_Stated goal_:
Pick out every line that holds the string "plane" and copy it.

_Stored data_:
+++++

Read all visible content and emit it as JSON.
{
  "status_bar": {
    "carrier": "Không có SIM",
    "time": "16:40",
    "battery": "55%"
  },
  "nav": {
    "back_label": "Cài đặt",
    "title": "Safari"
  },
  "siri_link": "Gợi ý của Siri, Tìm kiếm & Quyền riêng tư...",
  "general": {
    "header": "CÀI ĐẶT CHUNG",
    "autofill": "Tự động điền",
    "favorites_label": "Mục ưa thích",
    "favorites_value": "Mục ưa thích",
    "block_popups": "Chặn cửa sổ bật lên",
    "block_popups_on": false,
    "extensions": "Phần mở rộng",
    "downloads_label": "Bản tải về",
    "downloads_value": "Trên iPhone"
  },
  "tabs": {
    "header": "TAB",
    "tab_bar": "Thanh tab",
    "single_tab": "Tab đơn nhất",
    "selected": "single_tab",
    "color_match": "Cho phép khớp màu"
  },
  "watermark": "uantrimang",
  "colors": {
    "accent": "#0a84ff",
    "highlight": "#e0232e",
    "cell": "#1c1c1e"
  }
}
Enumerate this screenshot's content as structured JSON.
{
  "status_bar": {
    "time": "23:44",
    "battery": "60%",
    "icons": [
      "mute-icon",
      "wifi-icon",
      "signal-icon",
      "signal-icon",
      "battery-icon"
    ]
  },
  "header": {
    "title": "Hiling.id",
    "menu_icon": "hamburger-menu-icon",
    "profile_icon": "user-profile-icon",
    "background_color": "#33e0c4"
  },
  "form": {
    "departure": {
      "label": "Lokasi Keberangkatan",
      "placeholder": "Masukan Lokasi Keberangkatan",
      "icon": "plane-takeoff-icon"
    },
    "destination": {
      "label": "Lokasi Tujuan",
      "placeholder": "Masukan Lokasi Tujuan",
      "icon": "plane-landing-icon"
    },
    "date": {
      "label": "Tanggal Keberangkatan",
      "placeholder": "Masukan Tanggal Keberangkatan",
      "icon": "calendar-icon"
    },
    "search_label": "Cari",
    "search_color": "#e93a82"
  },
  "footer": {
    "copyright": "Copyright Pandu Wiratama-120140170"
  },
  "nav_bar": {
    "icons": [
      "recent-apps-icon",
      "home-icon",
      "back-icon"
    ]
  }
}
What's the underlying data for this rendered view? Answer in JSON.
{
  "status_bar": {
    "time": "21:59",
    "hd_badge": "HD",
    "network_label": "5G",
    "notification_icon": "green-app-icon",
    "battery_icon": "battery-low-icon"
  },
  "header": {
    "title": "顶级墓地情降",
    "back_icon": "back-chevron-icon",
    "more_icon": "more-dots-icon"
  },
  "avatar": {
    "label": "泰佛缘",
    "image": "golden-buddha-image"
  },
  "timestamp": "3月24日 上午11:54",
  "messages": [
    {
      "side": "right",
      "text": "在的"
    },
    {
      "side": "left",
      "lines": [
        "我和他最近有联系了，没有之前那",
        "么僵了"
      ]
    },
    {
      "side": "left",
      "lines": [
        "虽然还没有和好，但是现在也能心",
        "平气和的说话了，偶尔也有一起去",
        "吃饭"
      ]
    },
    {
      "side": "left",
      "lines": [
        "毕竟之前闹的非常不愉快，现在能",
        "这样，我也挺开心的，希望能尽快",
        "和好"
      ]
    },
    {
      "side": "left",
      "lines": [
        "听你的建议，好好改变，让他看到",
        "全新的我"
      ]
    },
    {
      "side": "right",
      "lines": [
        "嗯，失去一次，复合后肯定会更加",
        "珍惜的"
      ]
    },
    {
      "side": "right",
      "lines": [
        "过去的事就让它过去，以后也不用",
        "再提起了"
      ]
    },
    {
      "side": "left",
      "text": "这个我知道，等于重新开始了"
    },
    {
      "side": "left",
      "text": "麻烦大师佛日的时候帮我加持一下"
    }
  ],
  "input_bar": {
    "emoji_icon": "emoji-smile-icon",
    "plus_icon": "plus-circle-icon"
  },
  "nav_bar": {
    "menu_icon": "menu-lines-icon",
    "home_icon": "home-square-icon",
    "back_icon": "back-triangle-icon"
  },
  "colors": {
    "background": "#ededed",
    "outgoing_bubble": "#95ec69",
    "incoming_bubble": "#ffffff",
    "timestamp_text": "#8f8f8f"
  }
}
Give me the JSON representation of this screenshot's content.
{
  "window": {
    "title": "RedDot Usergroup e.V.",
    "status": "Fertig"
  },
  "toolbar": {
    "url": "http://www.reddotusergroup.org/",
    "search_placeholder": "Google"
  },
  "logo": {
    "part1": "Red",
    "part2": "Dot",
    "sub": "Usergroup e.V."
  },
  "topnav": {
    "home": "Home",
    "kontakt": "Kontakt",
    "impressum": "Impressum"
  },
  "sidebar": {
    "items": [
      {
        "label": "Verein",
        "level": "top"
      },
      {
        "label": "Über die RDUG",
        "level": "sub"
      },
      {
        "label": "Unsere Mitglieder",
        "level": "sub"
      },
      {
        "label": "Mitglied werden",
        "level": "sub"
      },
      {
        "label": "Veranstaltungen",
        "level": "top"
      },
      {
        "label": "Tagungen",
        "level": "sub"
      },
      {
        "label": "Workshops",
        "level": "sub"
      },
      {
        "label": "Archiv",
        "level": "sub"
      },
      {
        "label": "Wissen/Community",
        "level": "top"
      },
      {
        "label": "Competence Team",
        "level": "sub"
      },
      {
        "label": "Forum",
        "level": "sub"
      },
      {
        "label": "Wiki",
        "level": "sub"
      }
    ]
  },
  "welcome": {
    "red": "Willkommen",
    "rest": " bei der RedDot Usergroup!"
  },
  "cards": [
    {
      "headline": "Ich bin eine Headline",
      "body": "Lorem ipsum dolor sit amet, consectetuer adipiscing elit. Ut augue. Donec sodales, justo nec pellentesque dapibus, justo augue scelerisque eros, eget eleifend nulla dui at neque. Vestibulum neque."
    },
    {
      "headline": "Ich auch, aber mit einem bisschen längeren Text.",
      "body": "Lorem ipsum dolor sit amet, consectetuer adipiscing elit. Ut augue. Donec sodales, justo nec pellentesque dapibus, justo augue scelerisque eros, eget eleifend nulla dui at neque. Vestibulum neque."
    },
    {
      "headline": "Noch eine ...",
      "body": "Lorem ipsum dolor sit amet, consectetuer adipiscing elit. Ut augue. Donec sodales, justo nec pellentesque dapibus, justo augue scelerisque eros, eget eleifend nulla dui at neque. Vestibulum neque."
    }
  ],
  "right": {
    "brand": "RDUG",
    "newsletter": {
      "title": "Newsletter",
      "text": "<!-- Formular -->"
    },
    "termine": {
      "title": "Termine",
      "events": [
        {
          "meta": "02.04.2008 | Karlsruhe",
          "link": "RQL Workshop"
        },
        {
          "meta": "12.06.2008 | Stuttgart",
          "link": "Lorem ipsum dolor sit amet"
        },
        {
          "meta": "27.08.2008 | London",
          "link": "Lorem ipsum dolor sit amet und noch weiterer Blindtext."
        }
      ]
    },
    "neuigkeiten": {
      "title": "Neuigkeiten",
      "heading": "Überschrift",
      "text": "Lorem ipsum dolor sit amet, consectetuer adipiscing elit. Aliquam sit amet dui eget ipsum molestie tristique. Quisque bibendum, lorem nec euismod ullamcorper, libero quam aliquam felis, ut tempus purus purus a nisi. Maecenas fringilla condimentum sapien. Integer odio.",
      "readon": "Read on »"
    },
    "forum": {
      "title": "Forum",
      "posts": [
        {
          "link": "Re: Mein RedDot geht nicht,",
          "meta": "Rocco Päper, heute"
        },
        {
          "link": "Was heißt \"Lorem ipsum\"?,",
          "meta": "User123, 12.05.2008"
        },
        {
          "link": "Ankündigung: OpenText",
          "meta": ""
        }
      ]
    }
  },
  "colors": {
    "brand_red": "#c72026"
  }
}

+++++

_Result for this exercise_:
      "icon": "plane-takeoff-icon"
      "icon": "plane-landing-icon"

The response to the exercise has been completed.